[start]

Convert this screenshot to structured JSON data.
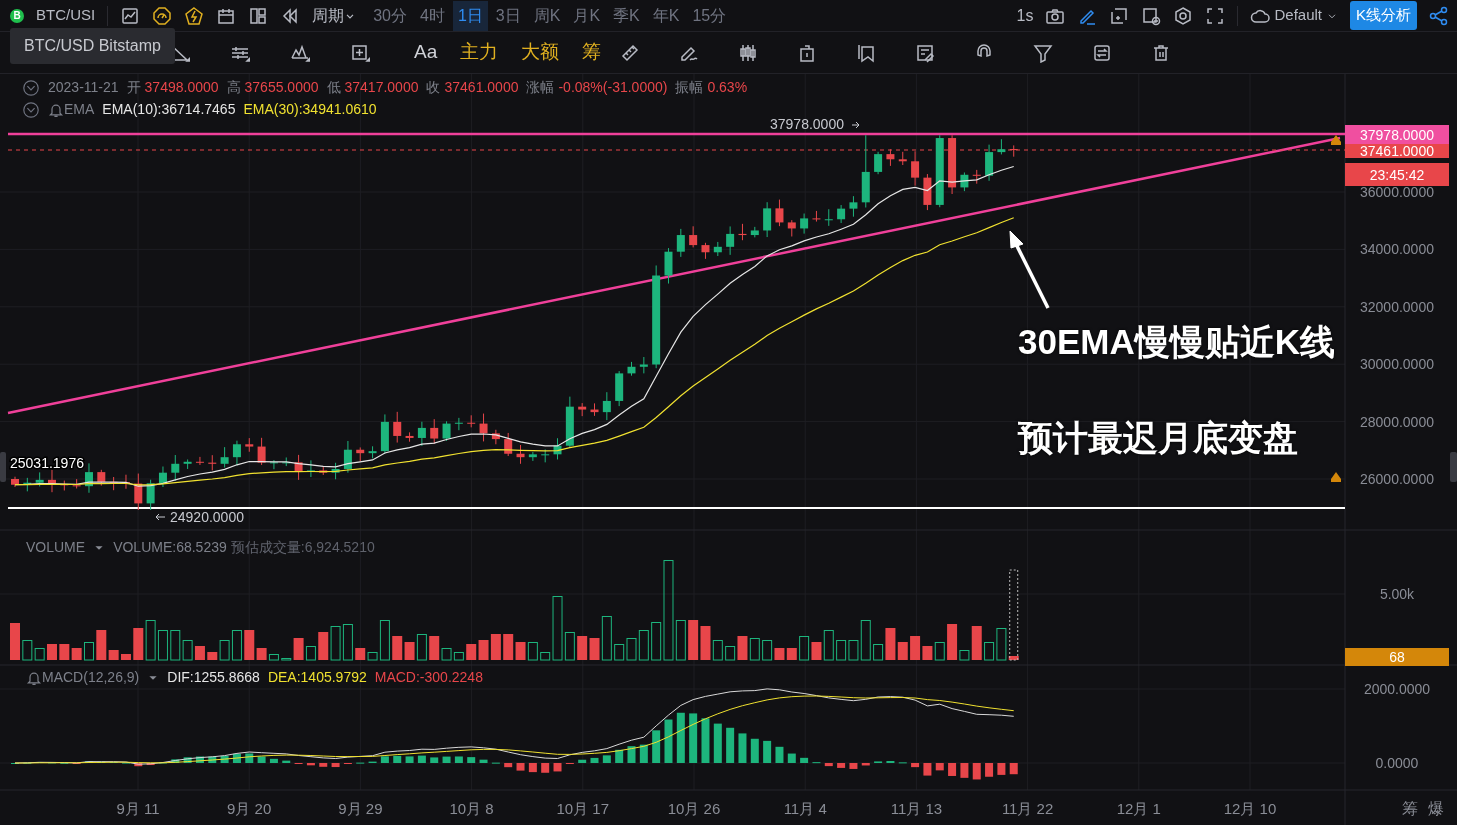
{
  "toolbar": {
    "logo_letter": "B",
    "symbol": "BTC/USI",
    "period": "周期",
    "intervals": [
      {
        "label": "30分",
        "selected": false
      },
      {
        "label": "4时",
        "selected": false
      },
      {
        "label": "1日",
        "selected": true
      },
      {
        "label": "3日",
        "selected": false
      },
      {
        "label": "周K",
        "selected": false
      },
      {
        "label": "月K",
        "selected": false
      },
      {
        "label": "季K",
        "selected": false
      },
      {
        "label": "年K",
        "selected": false
      },
      {
        "label": "15分",
        "selected": false
      }
    ],
    "refresh": "1s",
    "theme": "Default",
    "analysis_button": "K线分析"
  },
  "tooltip": "BTC/USD Bitstamp",
  "drawing_tools": [
    {
      "kind": "text",
      "label": "Aa"
    },
    {
      "kind": "indicator",
      "label": "主力"
    },
    {
      "kind": "indicator",
      "label": "大额"
    },
    {
      "kind": "indicator",
      "label": "筹"
    }
  ],
  "ohlc": {
    "date": "2023-11-21",
    "fields": [
      {
        "label": "开",
        "value": "37498.0000"
      },
      {
        "label": "高",
        "value": "37655.0000"
      },
      {
        "label": "低",
        "value": "37417.0000"
      },
      {
        "label": "收",
        "value": "37461.0000"
      },
      {
        "label": "涨幅",
        "value": "-0.08%(-31.0000)"
      },
      {
        "label": "振幅",
        "value": "0.63%"
      }
    ]
  },
  "ema": {
    "name": "EMA",
    "lines": [
      {
        "label": "EMA(10):36714.7465",
        "color": "#e6e6e6"
      },
      {
        "label": "EMA(30):34941.0610",
        "color": "#f0e130"
      }
    ]
  },
  "price_chart": {
    "y_ticks": [
      "36000.0000",
      "34000.0000",
      "32000.0000",
      "30000.0000",
      "28000.0000",
      "26000.0000"
    ],
    "price_tags": [
      {
        "kind": "high",
        "text": "37978.0000"
      },
      {
        "kind": "last",
        "text": "37461.0000"
      },
      {
        "kind": "countdown",
        "text": "23:45:42"
      }
    ],
    "high_marker": "37978.0000",
    "low_marker": "24920.0000",
    "left_label": "25031.1976",
    "annotations": [
      "30EMA慢慢贴近K线",
      "预计最迟月底变盘"
    ]
  },
  "volume": {
    "title": "VOLUME",
    "value": "VOLUME:68.5239",
    "estimate": "预估成交量:6,924.5210",
    "y_tick": "5.00k",
    "last_tag": "68"
  },
  "macd": {
    "title": "MACD(12,26,9)",
    "dif": "DIF:1255.8668",
    "dea": "DEA:1405.9792",
    "macd": "MACD:-300.2248",
    "y_ticks": [
      "2000.0000",
      "0.0000"
    ]
  },
  "x_axis": [
    "9月 11",
    "9月 20",
    "9月 29",
    "10月 8",
    "10月 17",
    "10月 26",
    "11月 4",
    "11月 13",
    "11月 22",
    "12月 1",
    "12月 10"
  ],
  "footer_buttons": [
    "筹",
    "爆"
  ]
}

[end]

→ **Problem description**: In the entries above, find lines with "text" and copy each.

→ **The answer**:
      "kind": "text",
        "text": "37978.0000"
        "text": "37461.0000"
        "text": "23:45:42"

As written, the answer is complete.